* begin Material for this task *

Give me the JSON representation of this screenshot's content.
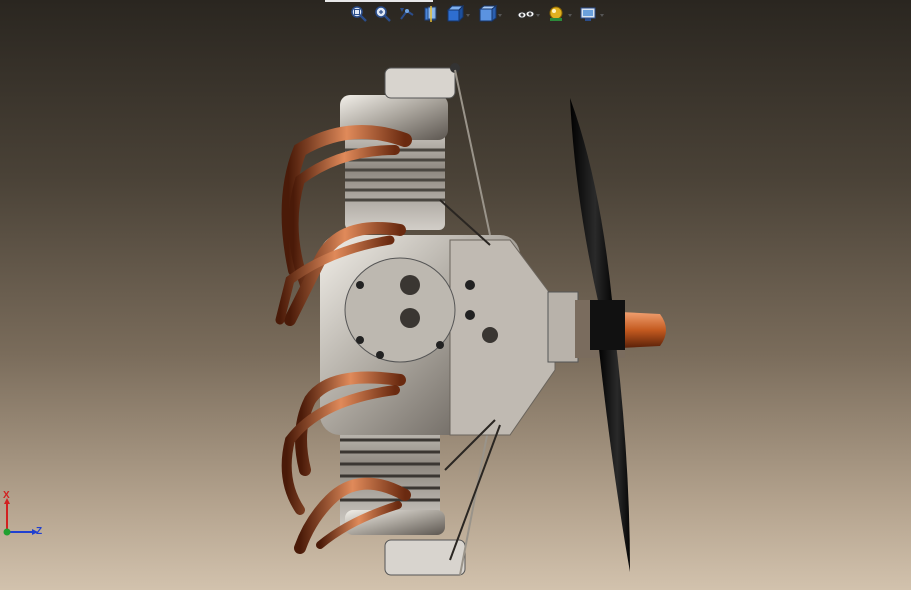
{
  "toolbar": {
    "buttons": [
      {
        "name": "zoom-to-fit",
        "icon": "zoom-to-fit-icon",
        "dropdown": false
      },
      {
        "name": "zoom-to-area",
        "icon": "zoom-to-area-icon",
        "dropdown": false
      },
      {
        "name": "previous-view",
        "icon": "previous-view-icon",
        "dropdown": false
      },
      {
        "name": "section-view",
        "icon": "section-view-icon",
        "dropdown": false
      },
      {
        "name": "view-orientation",
        "icon": "view-orientation-icon",
        "dropdown": true
      },
      {
        "name": "display-style",
        "icon": "display-style-icon",
        "dropdown": true
      },
      {
        "name": "hide-show-items",
        "icon": "hide-show-items-icon",
        "dropdown": true
      },
      {
        "name": "edit-appearance",
        "icon": "edit-appearance-icon",
        "dropdown": true
      },
      {
        "name": "view-settings",
        "icon": "view-settings-icon",
        "dropdown": true
      }
    ]
  },
  "triad": {
    "x_label": "X",
    "z_label": "Z",
    "x_color": "#d22020",
    "z_color": "#2040d0",
    "y_color": "#20a030"
  },
  "colors": {
    "copper": "#b5532a",
    "aluminum": "#c8c4be",
    "dark_metal": "#3a3632",
    "propeller": "#0c0c0c"
  }
}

* end Material for this task *

• [Aim]: Quote every record above exactly, leaving out the pictures.

• [Result]:
Give me the JSON representation of this screenshot's content.
{
  "toolbar": {
    "buttons": [
      {
        "name": "zoom-to-fit",
        "icon": "zoom-to-fit-icon",
        "dropdown": false
      },
      {
        "name": "zoom-to-area",
        "icon": "zoom-to-area-icon",
        "dropdown": false
      },
      {
        "name": "previous-view",
        "icon": "previous-view-icon",
        "dropdown": false
      },
      {
        "name": "section-view",
        "icon": "section-view-icon",
        "dropdown": false
      },
      {
        "name": "view-orientation",
        "icon": "view-orientation-icon",
        "dropdown": true
      },
      {
        "name": "display-style",
        "icon": "display-style-icon",
        "dropdown": true
      },
      {
        "name": "hide-show-items",
        "icon": "hide-show-items-icon",
        "dropdown": true
      },
      {
        "name": "edit-appearance",
        "icon": "edit-appearance-icon",
        "dropdown": true
      },
      {
        "name": "view-settings",
        "icon": "view-settings-icon",
        "dropdown": true
      }
    ]
  },
  "triad": {
    "x_label": "X",
    "z_label": "Z",
    "x_color": "#d22020",
    "z_color": "#2040d0",
    "y_color": "#20a030"
  },
  "colors": {
    "copper": "#b5532a",
    "aluminum": "#c8c4be",
    "dark_metal": "#3a3632",
    "propeller": "#0c0c0c"
  }
}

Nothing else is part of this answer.